___ Given records ___
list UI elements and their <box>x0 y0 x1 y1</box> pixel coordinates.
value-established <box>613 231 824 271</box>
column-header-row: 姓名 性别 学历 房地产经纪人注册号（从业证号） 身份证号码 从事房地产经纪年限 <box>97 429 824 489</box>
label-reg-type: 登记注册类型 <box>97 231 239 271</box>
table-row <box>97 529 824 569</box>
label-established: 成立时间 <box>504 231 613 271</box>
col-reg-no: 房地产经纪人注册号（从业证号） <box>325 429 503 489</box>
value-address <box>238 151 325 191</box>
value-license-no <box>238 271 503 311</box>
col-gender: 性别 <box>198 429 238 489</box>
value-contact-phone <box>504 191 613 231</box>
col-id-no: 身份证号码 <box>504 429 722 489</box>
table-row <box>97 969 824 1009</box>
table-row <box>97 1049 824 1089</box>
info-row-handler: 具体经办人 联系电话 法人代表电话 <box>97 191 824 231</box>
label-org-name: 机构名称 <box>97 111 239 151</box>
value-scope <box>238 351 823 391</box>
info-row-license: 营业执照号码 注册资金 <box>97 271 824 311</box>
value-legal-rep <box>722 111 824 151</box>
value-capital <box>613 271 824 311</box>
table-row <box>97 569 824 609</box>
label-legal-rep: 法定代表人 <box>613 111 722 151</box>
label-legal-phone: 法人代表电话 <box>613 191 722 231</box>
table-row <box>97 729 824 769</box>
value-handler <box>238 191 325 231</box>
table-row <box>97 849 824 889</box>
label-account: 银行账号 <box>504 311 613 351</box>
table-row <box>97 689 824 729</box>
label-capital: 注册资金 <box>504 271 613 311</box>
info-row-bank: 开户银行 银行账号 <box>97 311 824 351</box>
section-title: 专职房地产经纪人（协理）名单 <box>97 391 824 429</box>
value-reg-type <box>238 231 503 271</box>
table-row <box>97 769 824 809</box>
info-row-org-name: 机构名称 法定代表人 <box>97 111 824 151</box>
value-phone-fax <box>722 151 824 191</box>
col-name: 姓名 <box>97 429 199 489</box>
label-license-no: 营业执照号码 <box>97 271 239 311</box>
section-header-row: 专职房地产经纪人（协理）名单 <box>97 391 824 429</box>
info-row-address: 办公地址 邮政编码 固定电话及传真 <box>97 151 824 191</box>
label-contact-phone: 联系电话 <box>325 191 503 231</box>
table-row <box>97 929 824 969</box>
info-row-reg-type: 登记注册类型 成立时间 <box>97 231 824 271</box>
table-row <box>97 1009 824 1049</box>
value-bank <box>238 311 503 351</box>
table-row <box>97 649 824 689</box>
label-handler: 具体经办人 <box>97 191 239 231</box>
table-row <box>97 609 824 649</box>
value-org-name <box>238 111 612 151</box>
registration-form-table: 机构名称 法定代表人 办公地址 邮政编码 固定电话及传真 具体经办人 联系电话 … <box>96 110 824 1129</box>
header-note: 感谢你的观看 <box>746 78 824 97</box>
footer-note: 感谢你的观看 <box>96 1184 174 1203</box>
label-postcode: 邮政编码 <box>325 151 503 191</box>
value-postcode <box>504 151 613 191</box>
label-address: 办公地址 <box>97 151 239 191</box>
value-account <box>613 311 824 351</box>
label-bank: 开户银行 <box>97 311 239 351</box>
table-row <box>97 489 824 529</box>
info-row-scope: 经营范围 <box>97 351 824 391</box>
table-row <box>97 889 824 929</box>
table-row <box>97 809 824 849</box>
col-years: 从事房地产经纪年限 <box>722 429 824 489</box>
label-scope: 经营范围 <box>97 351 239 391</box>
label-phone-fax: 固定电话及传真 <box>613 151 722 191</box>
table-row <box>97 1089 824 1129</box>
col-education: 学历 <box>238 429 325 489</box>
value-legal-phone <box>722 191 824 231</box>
___
» **What to work on**
Copy the rows without any changes, from the first one through the line that contains "label-account: 银行账号 <box>504", including that line.

» **Result**
list UI elements and their <box>x0 y0 x1 y1</box> pixel coordinates.
value-established <box>613 231 824 271</box>
column-header-row: 姓名 性别 学历 房地产经纪人注册号（从业证号） 身份证号码 从事房地产经纪年限 <box>97 429 824 489</box>
label-reg-type: 登记注册类型 <box>97 231 239 271</box>
table-row <box>97 529 824 569</box>
label-established: 成立时间 <box>504 231 613 271</box>
col-reg-no: 房地产经纪人注册号（从业证号） <box>325 429 503 489</box>
value-address <box>238 151 325 191</box>
value-license-no <box>238 271 503 311</box>
col-gender: 性别 <box>198 429 238 489</box>
value-contact-phone <box>504 191 613 231</box>
col-id-no: 身份证号码 <box>504 429 722 489</box>
table-row <box>97 969 824 1009</box>
table-row <box>97 1049 824 1089</box>
info-row-handler: 具体经办人 联系电话 法人代表电话 <box>97 191 824 231</box>
label-org-name: 机构名称 <box>97 111 239 151</box>
value-scope <box>238 351 823 391</box>
info-row-license: 营业执照号码 注册资金 <box>97 271 824 311</box>
value-legal-rep <box>722 111 824 151</box>
value-capital <box>613 271 824 311</box>
table-row <box>97 569 824 609</box>
label-legal-rep: 法定代表人 <box>613 111 722 151</box>
label-legal-phone: 法人代表电话 <box>613 191 722 231</box>
table-row <box>97 729 824 769</box>
value-handler <box>238 191 325 231</box>
table-row <box>97 849 824 889</box>
label-account: 银行账号 <box>504 311 613 351</box>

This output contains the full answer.